* BEGIN Excerpted data *

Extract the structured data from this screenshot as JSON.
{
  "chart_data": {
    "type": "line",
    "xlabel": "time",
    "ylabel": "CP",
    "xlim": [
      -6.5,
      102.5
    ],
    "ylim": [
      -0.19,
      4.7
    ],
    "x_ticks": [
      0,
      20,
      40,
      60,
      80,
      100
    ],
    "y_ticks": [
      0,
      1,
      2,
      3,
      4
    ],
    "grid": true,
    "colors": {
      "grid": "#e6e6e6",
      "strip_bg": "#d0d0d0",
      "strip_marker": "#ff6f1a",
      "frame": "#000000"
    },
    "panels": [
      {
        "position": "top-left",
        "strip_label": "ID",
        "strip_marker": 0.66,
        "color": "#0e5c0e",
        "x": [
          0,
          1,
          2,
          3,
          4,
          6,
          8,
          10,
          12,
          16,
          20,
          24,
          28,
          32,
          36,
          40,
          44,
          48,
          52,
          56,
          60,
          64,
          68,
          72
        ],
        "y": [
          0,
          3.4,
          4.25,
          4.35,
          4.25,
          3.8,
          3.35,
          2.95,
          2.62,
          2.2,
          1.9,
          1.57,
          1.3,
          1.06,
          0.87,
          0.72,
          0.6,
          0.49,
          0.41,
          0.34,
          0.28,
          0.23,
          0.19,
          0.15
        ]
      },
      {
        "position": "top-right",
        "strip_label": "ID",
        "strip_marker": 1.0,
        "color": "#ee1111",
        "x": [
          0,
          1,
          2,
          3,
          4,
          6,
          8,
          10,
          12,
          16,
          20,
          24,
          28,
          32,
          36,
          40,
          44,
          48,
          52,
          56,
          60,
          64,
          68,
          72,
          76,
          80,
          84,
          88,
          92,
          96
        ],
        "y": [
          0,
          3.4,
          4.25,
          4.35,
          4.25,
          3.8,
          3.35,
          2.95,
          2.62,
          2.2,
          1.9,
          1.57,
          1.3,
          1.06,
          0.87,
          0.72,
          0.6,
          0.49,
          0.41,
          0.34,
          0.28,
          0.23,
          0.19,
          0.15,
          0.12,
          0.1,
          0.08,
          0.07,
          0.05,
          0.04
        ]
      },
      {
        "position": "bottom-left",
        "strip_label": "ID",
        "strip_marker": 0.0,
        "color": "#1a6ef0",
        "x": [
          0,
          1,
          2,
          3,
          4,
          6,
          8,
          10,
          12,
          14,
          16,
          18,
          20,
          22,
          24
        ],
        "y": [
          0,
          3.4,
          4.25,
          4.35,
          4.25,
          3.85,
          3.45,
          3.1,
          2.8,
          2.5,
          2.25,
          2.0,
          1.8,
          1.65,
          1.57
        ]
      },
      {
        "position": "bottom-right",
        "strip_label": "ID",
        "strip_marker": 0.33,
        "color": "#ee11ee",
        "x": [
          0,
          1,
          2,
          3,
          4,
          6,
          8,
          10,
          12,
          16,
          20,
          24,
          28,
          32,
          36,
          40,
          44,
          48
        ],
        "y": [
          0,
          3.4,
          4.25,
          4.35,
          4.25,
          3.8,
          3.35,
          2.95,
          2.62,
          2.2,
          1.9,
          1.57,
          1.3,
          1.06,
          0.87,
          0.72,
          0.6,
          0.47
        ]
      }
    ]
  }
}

* END Excerpted data *

What you have to do: Go through the entries and repeat each one exactly.

Response for this exercise:
Extract the structured data from this screenshot as JSON.
{
  "chart_data": {
    "type": "line",
    "xlabel": "time",
    "ylabel": "CP",
    "xlim": [
      -6.5,
      102.5
    ],
    "ylim": [
      -0.19,
      4.7
    ],
    "x_ticks": [
      0,
      20,
      40,
      60,
      80,
      100
    ],
    "y_ticks": [
      0,
      1,
      2,
      3,
      4
    ],
    "grid": true,
    "colors": {
      "grid": "#e6e6e6",
      "strip_bg": "#d0d0d0",
      "strip_marker": "#ff6f1a",
      "frame": "#000000"
    },
    "panels": [
      {
        "position": "top-left",
        "strip_label": "ID",
        "strip_marker": 0.66,
        "color": "#0e5c0e",
        "x": [
          0,
          1,
          2,
          3,
          4,
          6,
          8,
          10,
          12,
          16,
          20,
          24,
          28,
          32,
          36,
          40,
          44,
          48,
          52,
          56,
          60,
          64,
          68,
          72
        ],
        "y": [
          0,
          3.4,
          4.25,
          4.35,
          4.25,
          3.8,
          3.35,
          2.95,
          2.62,
          2.2,
          1.9,
          1.57,
          1.3,
          1.06,
          0.87,
          0.72,
          0.6,
          0.49,
          0.41,
          0.34,
          0.28,
          0.23,
          0.19,
          0.15
        ]
      },
      {
        "position": "top-right",
        "strip_label": "ID",
        "strip_marker": 1.0,
        "color": "#ee1111",
        "x": [
          0,
          1,
          2,
          3,
          4,
          6,
          8,
          10,
          12,
          16,
          20,
          24,
          28,
          32,
          36,
          40,
          44,
          48,
          52,
          56,
          60,
          64,
          68,
          72,
          76,
          80,
          84,
          88,
          92,
          96
        ],
        "y": [
          0,
          3.4,
          4.25,
          4.35,
          4.25,
          3.8,
          3.35,
          2.95,
          2.62,
          2.2,
          1.9,
          1.57,
          1.3,
          1.06,
          0.87,
          0.72,
          0.6,
          0.49,
          0.41,
          0.34,
          0.28,
          0.23,
          0.19,
          0.15,
          0.12,
          0.1,
          0.08,
          0.07,
          0.05,
          0.04
        ]
      },
      {
        "position": "bottom-left",
        "strip_label": "ID",
        "strip_marker": 0.0,
        "color": "#1a6ef0",
        "x": [
          0,
          1,
          2,
          3,
          4,
          6,
          8,
          10,
          12,
          14,
          16,
          18,
          20,
          22,
          24
        ],
        "y": [
          0,
          3.4,
          4.25,
          4.35,
          4.25,
          3.85,
          3.45,
          3.1,
          2.8,
          2.5,
          2.25,
          2.0,
          1.8,
          1.65,
          1.57
        ]
      },
      {
        "position": "bottom-right",
        "strip_label": "ID",
        "strip_marker": 0.33,
        "color": "#ee11ee",
        "x": [
          0,
          1,
          2,
          3,
          4,
          6,
          8,
          10,
          12,
          16,
          20,
          24,
          28,
          32,
          36,
          40,
          44,
          48
        ],
        "y": [
          0,
          3.4,
          4.25,
          4.35,
          4.25,
          3.8,
          3.35,
          2.95,
          2.62,
          2.2,
          1.9,
          1.57,
          1.3,
          1.06,
          0.87,
          0.72,
          0.6,
          0.47
        ]
      }
    ]
  }
}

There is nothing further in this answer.